*** Extracted data

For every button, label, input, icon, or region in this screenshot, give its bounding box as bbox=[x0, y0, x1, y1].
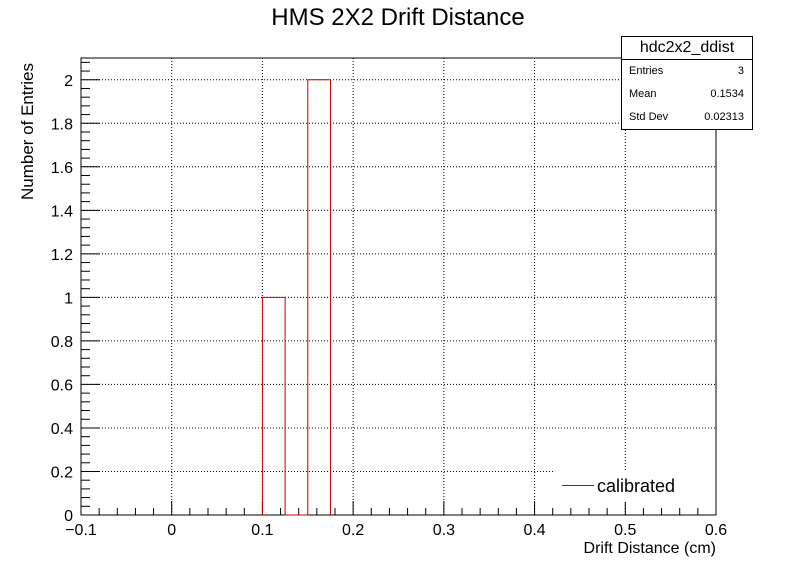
y-tick-label: 0 bbox=[64, 508, 73, 525]
stats-box: hdc2x2_ddist Entries 3 Mean 0.1534 Std D… bbox=[621, 36, 753, 130]
stats-value: 3 bbox=[737, 65, 744, 77]
y-tick-label: 1.4 bbox=[51, 203, 73, 220]
y-tick-label: 1.6 bbox=[51, 160, 73, 177]
x-axis-label: Drift Distance (cm) bbox=[584, 540, 716, 557]
legend-label: calibrated bbox=[597, 476, 676, 496]
stats-key: Std Dev bbox=[629, 111, 669, 123]
stats-row-stddev: Std Dev 0.02313 bbox=[622, 106, 752, 129]
y-tick-label: 0.8 bbox=[51, 334, 73, 351]
y-tick-label: 1 bbox=[64, 290, 73, 307]
stats-key: Mean bbox=[629, 88, 657, 100]
x-tick-label: 0.6 bbox=[705, 522, 727, 539]
stats-box-name: hdc2x2_ddist bbox=[622, 37, 752, 60]
legend: calibrated bbox=[555, 470, 715, 502]
x-tick-label: −0.1 bbox=[65, 522, 97, 539]
y-tick-label: 0.6 bbox=[51, 377, 73, 394]
x-tick-label: 0.3 bbox=[433, 522, 455, 539]
y-tick-label: 0.4 bbox=[51, 421, 73, 438]
stats-key: Entries bbox=[629, 65, 664, 77]
x-tick-label: 0 bbox=[167, 522, 176, 539]
stats-value: 0.02313 bbox=[704, 111, 744, 123]
y-tick-label: 1.2 bbox=[51, 247, 73, 264]
x-tick-label: 0.5 bbox=[614, 522, 636, 539]
y-tick-label: 0.2 bbox=[51, 464, 73, 481]
stats-value: 0.1534 bbox=[710, 88, 744, 100]
legend-line-swatch bbox=[562, 485, 594, 486]
y-tick-label: 1.8 bbox=[51, 116, 73, 133]
x-tick-label: 0.2 bbox=[342, 522, 364, 539]
stats-row-entries: Entries 3 bbox=[622, 60, 752, 83]
histogram-series-calibrated bbox=[261, 79, 331, 516]
y-tick-label: 2 bbox=[64, 73, 73, 90]
x-tick-label: 0.1 bbox=[251, 522, 273, 539]
plot-frame bbox=[80, 57, 717, 516]
chart-title: HMS 2X2 Drift Distance bbox=[271, 4, 525, 31]
y-axis-label: Number of Entries bbox=[18, 63, 37, 200]
stats-row-mean: Mean 0.1534 bbox=[622, 83, 752, 106]
x-tick-label: 0.4 bbox=[523, 522, 545, 539]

******

Task to carry out ->
Could you give the listing again with every "Drift Distance" changed to "Drift Length", everything else unchanged and the pictures left out?

Correct result ->
For every button, label, input, icon, or region in this screenshot, give its bounding box as bbox=[x0, y0, x1, y1].
y-tick-label: 0 bbox=[64, 508, 73, 525]
stats-box: hdc2x2_ddist Entries 3 Mean 0.1534 Std D… bbox=[621, 36, 753, 130]
stats-value: 3 bbox=[737, 65, 744, 77]
y-tick-label: 1.4 bbox=[51, 203, 73, 220]
y-tick-label: 1.6 bbox=[51, 160, 73, 177]
x-axis-label: Drift Length (cm) bbox=[584, 540, 716, 557]
legend-label: calibrated bbox=[597, 476, 676, 496]
stats-key: Std Dev bbox=[629, 111, 669, 123]
stats-row-stddev: Std Dev 0.02313 bbox=[622, 106, 752, 129]
y-tick-label: 0.8 bbox=[51, 334, 73, 351]
y-tick-label: 1 bbox=[64, 290, 73, 307]
stats-key: Mean bbox=[629, 88, 657, 100]
x-tick-label: 0.6 bbox=[705, 522, 727, 539]
stats-box-name: hdc2x2_ddist bbox=[622, 37, 752, 60]
legend: calibrated bbox=[555, 470, 715, 502]
x-tick-label: −0.1 bbox=[65, 522, 97, 539]
y-tick-label: 0.6 bbox=[51, 377, 73, 394]
x-tick-label: 0.3 bbox=[433, 522, 455, 539]
y-tick-label: 0.4 bbox=[51, 421, 73, 438]
stats-key: Entries bbox=[629, 65, 664, 77]
x-tick-label: 0 bbox=[167, 522, 176, 539]
stats-value: 0.02313 bbox=[704, 111, 744, 123]
y-tick-label: 1.2 bbox=[51, 247, 73, 264]
x-tick-label: 0.5 bbox=[614, 522, 636, 539]
y-tick-label: 0.2 bbox=[51, 464, 73, 481]
stats-value: 0.1534 bbox=[710, 88, 744, 100]
legend-line-swatch bbox=[562, 485, 594, 486]
y-tick-label: 1.8 bbox=[51, 116, 73, 133]
x-tick-label: 0.2 bbox=[342, 522, 364, 539]
stats-row-entries: Entries 3 bbox=[622, 60, 752, 83]
histogram-series-calibrated bbox=[261, 79, 331, 516]
y-tick-label: 2 bbox=[64, 73, 73, 90]
x-tick-label: 0.1 bbox=[251, 522, 273, 539]
plot-frame bbox=[80, 57, 717, 516]
chart-title: HMS 2X2 Drift Length bbox=[271, 4, 525, 31]
y-axis-label: Number of Entries bbox=[18, 63, 37, 200]
stats-row-mean: Mean 0.1534 bbox=[622, 83, 752, 106]
x-tick-label: 0.4 bbox=[523, 522, 545, 539]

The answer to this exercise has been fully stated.